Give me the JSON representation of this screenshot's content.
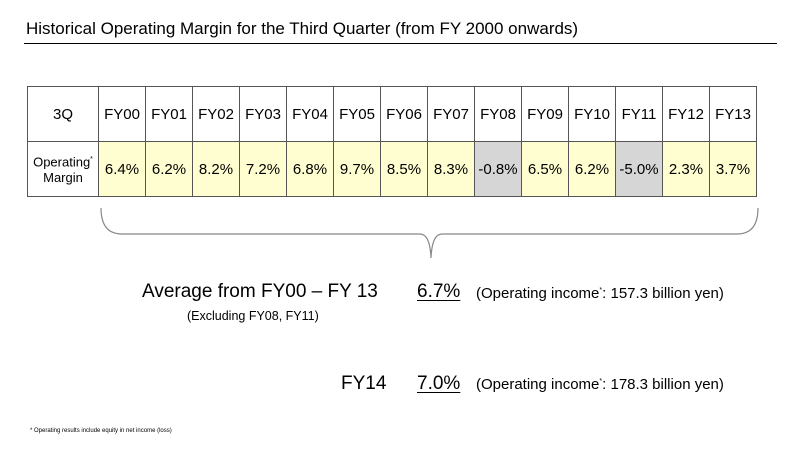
{
  "title": "Historical Operating Margin for the Third Quarter  (from FY 2000 onwards)",
  "table": {
    "header_label": "3Q",
    "row_label_line1": "Operating",
    "row_label_line2": "Margin",
    "row_label_mark": "*",
    "years": [
      "FY00",
      "FY01",
      "FY02",
      "FY03",
      "FY04",
      "FY05",
      "FY06",
      "FY07",
      "FY08",
      "FY09",
      "FY10",
      "FY11",
      "FY12",
      "FY13"
    ],
    "margins": [
      "6.4%",
      "6.2%",
      "8.2%",
      "7.2%",
      "6.8%",
      "9.7%",
      "8.5%",
      "8.3%",
      "-0.8%",
      "6.5%",
      "6.2%",
      "-5.0%",
      "2.3%",
      "3.7%"
    ],
    "excluded_years": [
      "FY08",
      "FY11"
    ],
    "colors": {
      "value_fill": "#fffed0",
      "excluded_fill": "#d6d6d6"
    }
  },
  "average": {
    "label": "Average from FY00 – FY 13",
    "note": "(Excluding FY08, FY11)",
    "value": "6.7%",
    "income_prefix": "(Operating income",
    "income_mark": "*",
    "income_suffix": ": 157.3 billion yen)"
  },
  "fy14": {
    "label": "FY14",
    "value": "7.0%",
    "income_prefix": "(Operating income",
    "income_mark": "*",
    "income_suffix": ": 178.3 billion yen)"
  },
  "footnote": "* Operating results include equity in net income (loss)"
}
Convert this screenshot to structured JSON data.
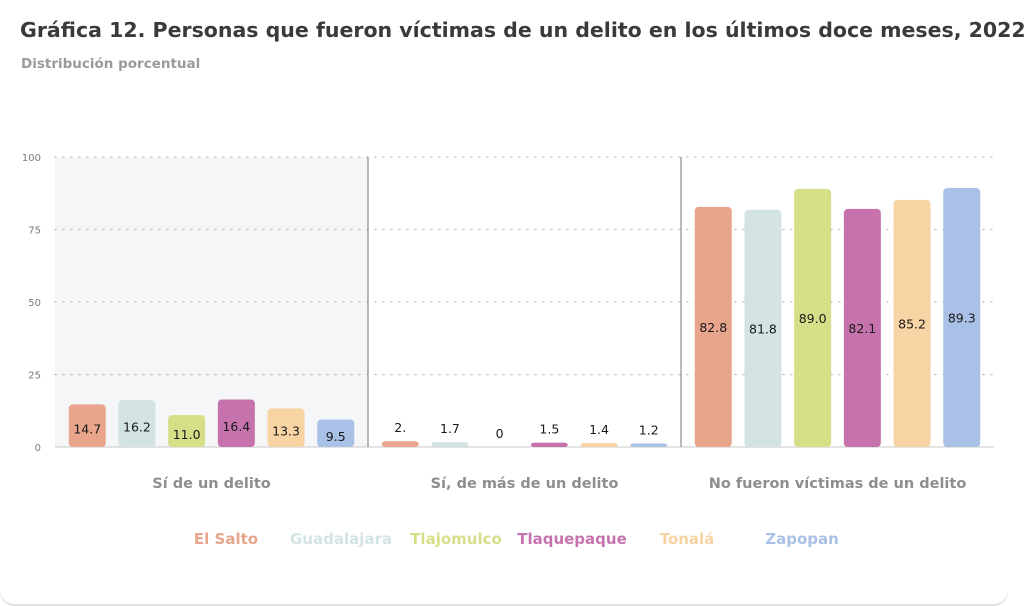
{
  "header": {
    "title": "Gráfica 12. Personas que fueron víctimas de un delito en los últimos doce meses, 2022",
    "subtitle": "Distribución porcentual"
  },
  "colors": {
    "El Salto": "#e8a58c",
    "Guadalajara": "#d3e3e3",
    "Tlajomulco": "#d6df88",
    "Tlaquepaque": "#c673ad",
    "Tonalá": "#f8d3a3",
    "Zapopan": "#a9c1e6"
  },
  "chart_data": {
    "type": "bar",
    "title": "Gráfica 12. Personas que fueron víctimas de un delito en los últimos doce meses, 2022",
    "subtitle": "Distribución porcentual",
    "categories": [
      "Sí de un delito",
      "Sí, de más de un delito",
      "No fueron víctimas de un delito"
    ],
    "ylim": [
      0,
      100
    ],
    "yticks": [
      "0",
      "25",
      "50",
      "75",
      "100"
    ],
    "grid": true,
    "legend_position": "bottom",
    "series": [
      {
        "name": "El Salto",
        "values": [
          14.7,
          2.0,
          82.8
        ],
        "labels": [
          "14.7",
          "2.",
          "82.8"
        ]
      },
      {
        "name": "Guadalajara",
        "values": [
          16.2,
          1.7,
          81.8
        ],
        "labels": [
          "16.2",
          "1.7",
          "81.8"
        ]
      },
      {
        "name": "Tlajomulco",
        "values": [
          11.0,
          0,
          89.0
        ],
        "labels": [
          "11.0",
          "0",
          "89.0"
        ]
      },
      {
        "name": "Tlaquepaque",
        "values": [
          16.4,
          1.5,
          82.1
        ],
        "labels": [
          "16.4",
          "1.5",
          "82.1"
        ]
      },
      {
        "name": "Tonalá",
        "values": [
          13.3,
          1.4,
          85.2
        ],
        "labels": [
          "13.3",
          "1.4",
          "85.2"
        ]
      },
      {
        "name": "Zapopan",
        "values": [
          9.5,
          1.2,
          89.3
        ],
        "labels": [
          "9.5",
          "1.2",
          "89.3"
        ]
      }
    ]
  }
}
::::
> Written problem: All records above are to be printed exactly, minus the pictures they contain.

> The response:
Give me the JSON representation of this screenshot's content.
{
  "title": "Historical Operating Margin for the Third Quarter  (from FY 2000 onwards)",
  "table": {
    "header_label": "3Q",
    "row_label_line1": "Operating",
    "row_label_line2": "Margin",
    "row_label_mark": "*",
    "years": [
      "FY00",
      "FY01",
      "FY02",
      "FY03",
      "FY04",
      "FY05",
      "FY06",
      "FY07",
      "FY08",
      "FY09",
      "FY10",
      "FY11",
      "FY12",
      "FY13"
    ],
    "margins": [
      "6.4%",
      "6.2%",
      "8.2%",
      "7.2%",
      "6.8%",
      "9.7%",
      "8.5%",
      "8.3%",
      "-0.8%",
      "6.5%",
      "6.2%",
      "-5.0%",
      "2.3%",
      "3.7%"
    ],
    "excluded_years": [
      "FY08",
      "FY11"
    ],
    "colors": {
      "value_fill": "#fffed0",
      "excluded_fill": "#d6d6d6"
    }
  },
  "average": {
    "label": "Average from FY00 – FY 13",
    "note": "(Excluding FY08, FY11)",
    "value": "6.7%",
    "income_prefix": "(Operating income",
    "income_mark": "*",
    "income_suffix": ": 157.3 billion yen)"
  },
  "fy14": {
    "label": "FY14",
    "value": "7.0%",
    "income_prefix": "(Operating income",
    "income_mark": "*",
    "income_suffix": ": 178.3 billion yen)"
  },
  "footnote": "* Operating results include equity in net income (loss)"
}
Convert this screenshot to structured JSON data.
{
  "header": {
    "title": "Gráfica 12. Personas que fueron víctimas de un delito en los últimos doce meses, 2022",
    "subtitle": "Distribución porcentual"
  },
  "colors": {
    "El Salto": "#e8a58c",
    "Guadalajara": "#d3e3e3",
    "Tlajomulco": "#d6df88",
    "Tlaquepaque": "#c673ad",
    "Tonalá": "#f8d3a3",
    "Zapopan": "#a9c1e6"
  },
  "chart_data": {
    "type": "bar",
    "title": "Gráfica 12. Personas que fueron víctimas de un delito en los últimos doce meses, 2022",
    "subtitle": "Distribución porcentual",
    "categories": [
      "Sí de un delito",
      "Sí, de más de un delito",
      "No fueron víctimas de un delito"
    ],
    "ylim": [
      0,
      100
    ],
    "yticks": [
      "0",
      "25",
      "50",
      "75",
      "100"
    ],
    "grid": true,
    "legend_position": "bottom",
    "series": [
      {
        "name": "El Salto",
        "values": [
          14.7,
          2.0,
          82.8
        ],
        "labels": [
          "14.7",
          "2.",
          "82.8"
        ]
      },
      {
        "name": "Guadalajara",
        "values": [
          16.2,
          1.7,
          81.8
        ],
        "labels": [
          "16.2",
          "1.7",
          "81.8"
        ]
      },
      {
        "name": "Tlajomulco",
        "values": [
          11.0,
          0,
          89.0
        ],
        "labels": [
          "11.0",
          "0",
          "89.0"
        ]
      },
      {
        "name": "Tlaquepaque",
        "values": [
          16.4,
          1.5,
          82.1
        ],
        "labels": [
          "16.4",
          "1.5",
          "82.1"
        ]
      },
      {
        "name": "Tonalá",
        "values": [
          13.3,
          1.4,
          85.2
        ],
        "labels": [
          "13.3",
          "1.4",
          "85.2"
        ]
      },
      {
        "name": "Zapopan",
        "values": [
          9.5,
          1.2,
          89.3
        ],
        "labels": [
          "9.5",
          "1.2",
          "89.3"
        ]
      }
    ]
  }
}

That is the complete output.